*Instructions to follow*.
Transcribe every line exactly and omit anything that is a picture.

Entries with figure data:
——

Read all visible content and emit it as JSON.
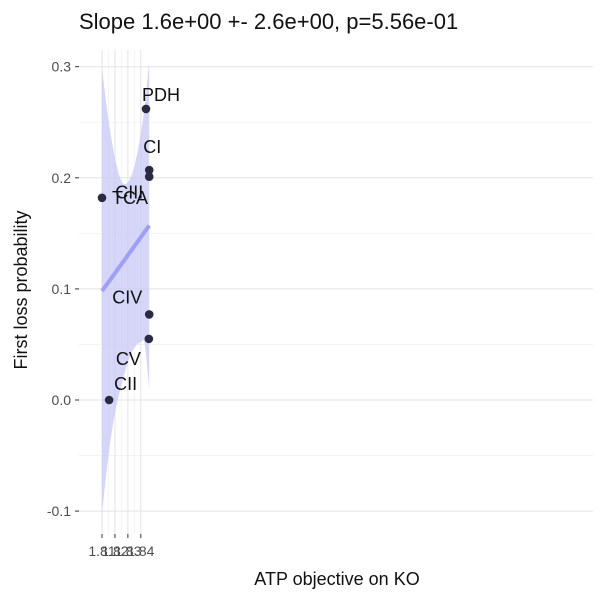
{
  "chart_data": {
    "type": "scatter",
    "title": "Slope 1.6e+00 +- 2.6e+00, p=5.56e-01",
    "xlabel": "ATP objective on KO",
    "ylabel": "First loss probability",
    "xlim": [
      1.8075,
      1.8476
    ],
    "ylim": [
      -0.11,
      0.31
    ],
    "x_ticks": [
      1.81,
      1.82,
      1.83,
      1.84
    ],
    "x_tick_labels": [
      "1.81",
      "1.82",
      "1.83",
      "1.84"
    ],
    "y_ticks": [
      -0.1,
      0.0,
      0.1,
      0.2,
      0.3
    ],
    "y_tick_labels": [
      "-0.1",
      "0.0",
      "0.1",
      "0.2",
      "0.3"
    ],
    "grid": true,
    "points": [
      {
        "label": "TCA",
        "x": 1.81,
        "y": 0.182
      },
      {
        "label": "CII",
        "x": 1.8155,
        "y": 0.0
      },
      {
        "label": "PDH",
        "x": 1.844,
        "y": 0.262
      },
      {
        "label": "CI",
        "x": 1.8465,
        "y": 0.207
      },
      {
        "label": "CIII",
        "x": 1.8465,
        "y": 0.201
      },
      {
        "label": "CIV",
        "x": 1.8465,
        "y": 0.077
      },
      {
        "label": "CV",
        "x": 1.8462,
        "y": 0.055
      }
    ],
    "fit_line": {
      "x": [
        1.81,
        1.8465
      ],
      "y": [
        0.098,
        0.157
      ]
    },
    "confidence_band": {
      "x": [
        1.81,
        1.815,
        1.82,
        1.825,
        1.83,
        1.835,
        1.84,
        1.843,
        1.8465
      ],
      "upper": [
        0.298,
        0.252,
        0.218,
        0.197,
        0.196,
        0.21,
        0.24,
        0.265,
        0.305
      ],
      "lower": [
        -0.102,
        -0.05,
        -0.012,
        0.013,
        0.034,
        0.047,
        0.052,
        0.05,
        0.01
      ]
    },
    "colors": {
      "band": "#c8c8f7",
      "fit": "#9f9ff3",
      "point": "#2a2a42",
      "panel": "#ffffff",
      "grid": "#e3e3e3"
    }
  }
}
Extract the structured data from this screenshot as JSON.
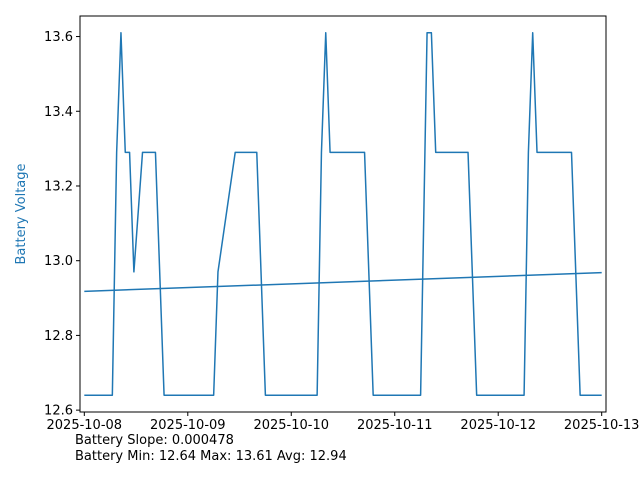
{
  "chart_data": {
    "type": "line",
    "title": "",
    "xlabel": "",
    "ylabel": "Battery Voltage",
    "ylim": [
      12.595,
      13.655
    ],
    "xlim": [
      "2025-10-07 23:00",
      "2025-10-13 01:00"
    ],
    "yticks": [
      "12.6",
      "12.8",
      "13.0",
      "13.2",
      "13.4",
      "13.6"
    ],
    "xticks": [
      "2025-10-08",
      "2025-10-09",
      "2025-10-10",
      "2025-10-11",
      "2025-10-12",
      "2025-10-13"
    ],
    "grid": false,
    "line_color": "#1f77b4",
    "series": [
      {
        "values": [
          [
            "2025-10-08 00:00",
            12.64
          ],
          [
            "2025-10-08 06:30",
            12.64
          ],
          [
            "2025-10-08 07:30",
            13.29
          ],
          [
            "2025-10-08 08:30",
            13.61
          ],
          [
            "2025-10-08 09:30",
            13.29
          ],
          [
            "2025-10-08 10:30",
            13.29
          ],
          [
            "2025-10-08 11:30",
            12.97
          ],
          [
            "2025-10-08 13:30",
            13.29
          ],
          [
            "2025-10-08 16:30",
            13.29
          ],
          [
            "2025-10-08 18:30",
            12.64
          ],
          [
            "2025-10-09 06:00",
            12.64
          ],
          [
            "2025-10-09 07:00",
            12.97
          ],
          [
            "2025-10-09 11:00",
            13.29
          ],
          [
            "2025-10-09 16:00",
            13.29
          ],
          [
            "2025-10-09 18:00",
            12.64
          ],
          [
            "2025-10-10 06:00",
            12.64
          ],
          [
            "2025-10-10 07:00",
            13.29
          ],
          [
            "2025-10-10 08:00",
            13.61
          ],
          [
            "2025-10-10 09:00",
            13.29
          ],
          [
            "2025-10-10 17:00",
            13.29
          ],
          [
            "2025-10-10 19:00",
            12.64
          ],
          [
            "2025-10-11 06:00",
            12.64
          ],
          [
            "2025-10-11 07:00",
            13.29
          ],
          [
            "2025-10-11 07:30",
            13.61
          ],
          [
            "2025-10-11 08:30",
            13.61
          ],
          [
            "2025-10-11 09:30",
            13.29
          ],
          [
            "2025-10-11 17:00",
            13.29
          ],
          [
            "2025-10-11 19:00",
            12.64
          ],
          [
            "2025-10-12 06:00",
            12.64
          ],
          [
            "2025-10-12 07:00",
            13.29
          ],
          [
            "2025-10-12 08:00",
            13.61
          ],
          [
            "2025-10-12 09:00",
            13.29
          ],
          [
            "2025-10-12 17:00",
            13.29
          ],
          [
            "2025-10-12 19:00",
            12.64
          ],
          [
            "2025-10-13 00:00",
            12.64
          ]
        ]
      },
      {
        "values": [
          [
            "2025-10-08 00:00",
            12.918
          ],
          [
            "2025-10-13 00:00",
            12.968
          ]
        ]
      }
    ]
  },
  "stats": {
    "line1": "Battery Slope: 0.000478",
    "line2": "Battery Min: 12.64 Max: 13.61 Avg: 12.94"
  }
}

——

*Written solution*.
Read all visible content and emit it as JSON.
{
  "chart_data": {
    "type": "scatter",
    "title": "Slope 1.6e+00 +- 2.6e+00, p=5.56e-01",
    "xlabel": "ATP objective on KO",
    "ylabel": "First loss probability",
    "xlim": [
      1.8075,
      1.8476
    ],
    "ylim": [
      -0.11,
      0.31
    ],
    "x_ticks": [
      1.81,
      1.82,
      1.83,
      1.84
    ],
    "x_tick_labels": [
      "1.81",
      "1.82",
      "1.83",
      "1.84"
    ],
    "y_ticks": [
      -0.1,
      0.0,
      0.1,
      0.2,
      0.3
    ],
    "y_tick_labels": [
      "-0.1",
      "0.0",
      "0.1",
      "0.2",
      "0.3"
    ],
    "grid": true,
    "points": [
      {
        "label": "TCA",
        "x": 1.81,
        "y": 0.182
      },
      {
        "label": "CII",
        "x": 1.8155,
        "y": 0.0
      },
      {
        "label": "PDH",
        "x": 1.844,
        "y": 0.262
      },
      {
        "label": "CI",
        "x": 1.8465,
        "y": 0.207
      },
      {
        "label": "CIII",
        "x": 1.8465,
        "y": 0.201
      },
      {
        "label": "CIV",
        "x": 1.8465,
        "y": 0.077
      },
      {
        "label": "CV",
        "x": 1.8462,
        "y": 0.055
      }
    ],
    "fit_line": {
      "x": [
        1.81,
        1.8465
      ],
      "y": [
        0.098,
        0.157
      ]
    },
    "confidence_band": {
      "x": [
        1.81,
        1.815,
        1.82,
        1.825,
        1.83,
        1.835,
        1.84,
        1.843,
        1.8465
      ],
      "upper": [
        0.298,
        0.252,
        0.218,
        0.197,
        0.196,
        0.21,
        0.24,
        0.265,
        0.305
      ],
      "lower": [
        -0.102,
        -0.05,
        -0.012,
        0.013,
        0.034,
        0.047,
        0.052,
        0.05,
        0.01
      ]
    },
    "colors": {
      "band": "#c8c8f7",
      "fit": "#9f9ff3",
      "point": "#2a2a42",
      "panel": "#ffffff",
      "grid": "#e3e3e3"
    }
  }
}
Extract the structured data from this screenshot as JSON.
{
  "chart_data": {
    "type": "line",
    "title": "",
    "xlabel": "",
    "ylabel": "Battery Voltage",
    "ylim": [
      12.595,
      13.655
    ],
    "xlim": [
      "2025-10-07 23:00",
      "2025-10-13 01:00"
    ],
    "yticks": [
      "12.6",
      "12.8",
      "13.0",
      "13.2",
      "13.4",
      "13.6"
    ],
    "xticks": [
      "2025-10-08",
      "2025-10-09",
      "2025-10-10",
      "2025-10-11",
      "2025-10-12",
      "2025-10-13"
    ],
    "grid": false,
    "line_color": "#1f77b4",
    "series": [
      {
        "values": [
          [
            "2025-10-08 00:00",
            12.64
          ],
          [
            "2025-10-08 06:30",
            12.64
          ],
          [
            "2025-10-08 07:30",
            13.29
          ],
          [
            "2025-10-08 08:30",
            13.61
          ],
          [
            "2025-10-08 09:30",
            13.29
          ],
          [
            "2025-10-08 10:30",
            13.29
          ],
          [
            "2025-10-08 11:30",
            12.97
          ],
          [
            "2025-10-08 13:30",
            13.29
          ],
          [
            "2025-10-08 16:30",
            13.29
          ],
          [
            "2025-10-08 18:30",
            12.64
          ],
          [
            "2025-10-09 06:00",
            12.64
          ],
          [
            "2025-10-09 07:00",
            12.97
          ],
          [
            "2025-10-09 11:00",
            13.29
          ],
          [
            "2025-10-09 16:00",
            13.29
          ],
          [
            "2025-10-09 18:00",
            12.64
          ],
          [
            "2025-10-10 06:00",
            12.64
          ],
          [
            "2025-10-10 07:00",
            13.29
          ],
          [
            "2025-10-10 08:00",
            13.61
          ],
          [
            "2025-10-10 09:00",
            13.29
          ],
          [
            "2025-10-10 17:00",
            13.29
          ],
          [
            "2025-10-10 19:00",
            12.64
          ],
          [
            "2025-10-11 06:00",
            12.64
          ],
          [
            "2025-10-11 07:00",
            13.29
          ],
          [
            "2025-10-11 07:30",
            13.61
          ],
          [
            "2025-10-11 08:30",
            13.61
          ],
          [
            "2025-10-11 09:30",
            13.29
          ],
          [
            "2025-10-11 17:00",
            13.29
          ],
          [
            "2025-10-11 19:00",
            12.64
          ],
          [
            "2025-10-12 06:00",
            12.64
          ],
          [
            "2025-10-12 07:00",
            13.29
          ],
          [
            "2025-10-12 08:00",
            13.61
          ],
          [
            "2025-10-12 09:00",
            13.29
          ],
          [
            "2025-10-12 17:00",
            13.29
          ],
          [
            "2025-10-12 19:00",
            12.64
          ],
          [
            "2025-10-13 00:00",
            12.64
          ]
        ]
      },
      {
        "values": [
          [
            "2025-10-08 00:00",
            12.918
          ],
          [
            "2025-10-13 00:00",
            12.968
          ]
        ]
      }
    ]
  },
  "stats": {
    "line1": "Battery Slope: 0.000478",
    "line2": "Battery Min: 12.64 Max: 13.61 Avg: 12.94"
  }
}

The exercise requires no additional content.